Task prompt – Extract all lines from the data beneath that include the word "nama".

Begin

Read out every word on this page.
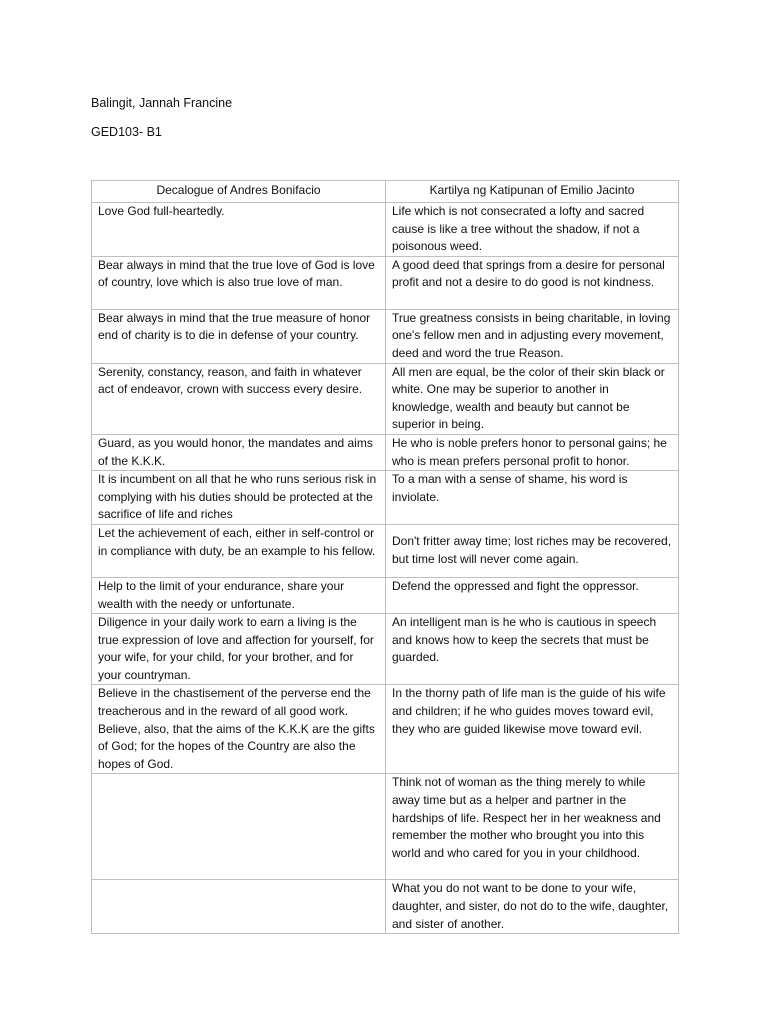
Balingit, Jannah Francine
GED103- B1
Decalogue of Andres Bonifacio	Kartilya ng Katipunan of Emilio Jacinto
Love God full-heartedly.	Life which is not consecrated a lofty and sacred cause is like a tree without the shadow, if not a poisonous weed.
Bear always in mind that the true love of God is love of country, love which is also true love of man.	A good deed that springs from a desire for personal profit and not a desire to do good is not kindness.
Bear always in mind that the true measure of honor end of charity is to die in defense of your country.	True greatness consists in being charitable, in loving one's fellow men and in adjusting every movement, deed and word the true Reason.
Serenity, constancy, reason, and faith in whatever act of endeavor, crown with success every desire.	All men are equal, be the color of their skin black or white. One may be superior to another in knowledge, wealth and beauty but cannot be superior in being.
Guard, as you would honor, the mandates and aims of the K.K.K.	He who is noble prefers honor to personal gains; he who is mean prefers personal profit to honor.
It is incumbent on all that he who runs serious risk in complying with his duties should be protected at the sacrifice of life and riches	To a man with a sense of shame, his word is inviolate.
Let the achievement of each, either in self-control or in compliance with duty, be an example to his fellow.	Don't fritter away time; lost riches may be recovered, but time lost will never come again.
Help to the limit of your endurance, share your wealth with the needy or unfortunate.	Defend the oppressed and fight the oppressor.
Diligence in your daily work to earn a living is the true expression of love and affection for yourself, for your wife, for your child, for your brother, and for your countryman.	An intelligent man is he who is cautious in speech and knows how to keep the secrets that must be guarded.
Believe in the chastisement of the perverse end the treacherous and in the reward of all good work. Believe, also, that the aims of the K.K.K are the gifts of God; for the hopes of the Country are also the hopes of God.	In the thorny path of life man is the guide of his wife and children; if he who guides moves toward evil, they who are guided likewise move toward evil.
	Think not of woman as the thing merely to while away time but as a helper and partner in the hardships of life. Respect her in her weakness and remember the mother who brought you into this world and who cared for you in your childhood.
	What you do not want to be done to your wife, daughter, and sister, do not do to the wife, daughter, and sister of another.
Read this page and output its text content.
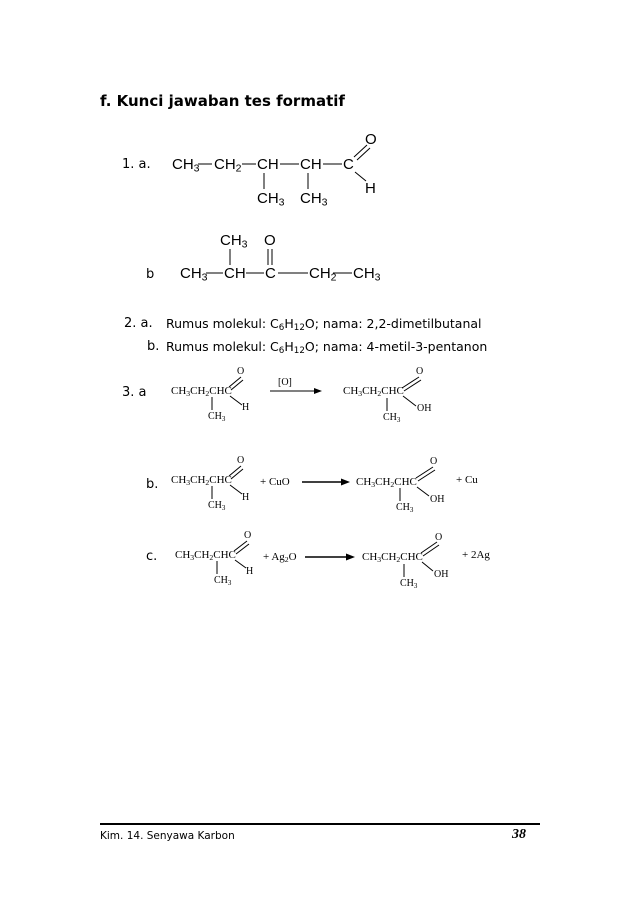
f. Kunci jawaban tes formatif
1. a. $CH_3$ $CH_2$ CH CH C
O
H
$CH_3$ $CH_3$
b
$CH_3$ O
$CH_3$ CH C $CH_2$ $CH_3$
2. a. Rumus molekul: $C_6H_{12}O$; nama: 2,2-dimetilbutanal
b. Rumus molekul: $C_6H_{12}O$; nama: 4-metil-3-pentanon
3. a $CH_3CH_2CHC$
O
H
$CH_3$
[O]
$CH_3CH_2CHC$
O
OH
$CH_3$
b. $CH_3CH_2CHC$
O
H
$CH_3$
+ CuO	$CH_3CH_2CHC$
O
OH
$CH_3$
+ Cu
c. $CH_3CH_2CHC$
O
H
$CH_3$
+ $Ag_2O$	$CH_3CH_2CHC$
O
OH
$CH_3$
+ 2Ag
Kim. 14. Senyawa Karbon	38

End

Response to the task –
2. a. Rumus molekul: $C_6H_{12}O$; nama: 2,2-dimetilbutanal
b. Rumus molekul: $C_6H_{12}O$; nama: 4-metil-3-pentanon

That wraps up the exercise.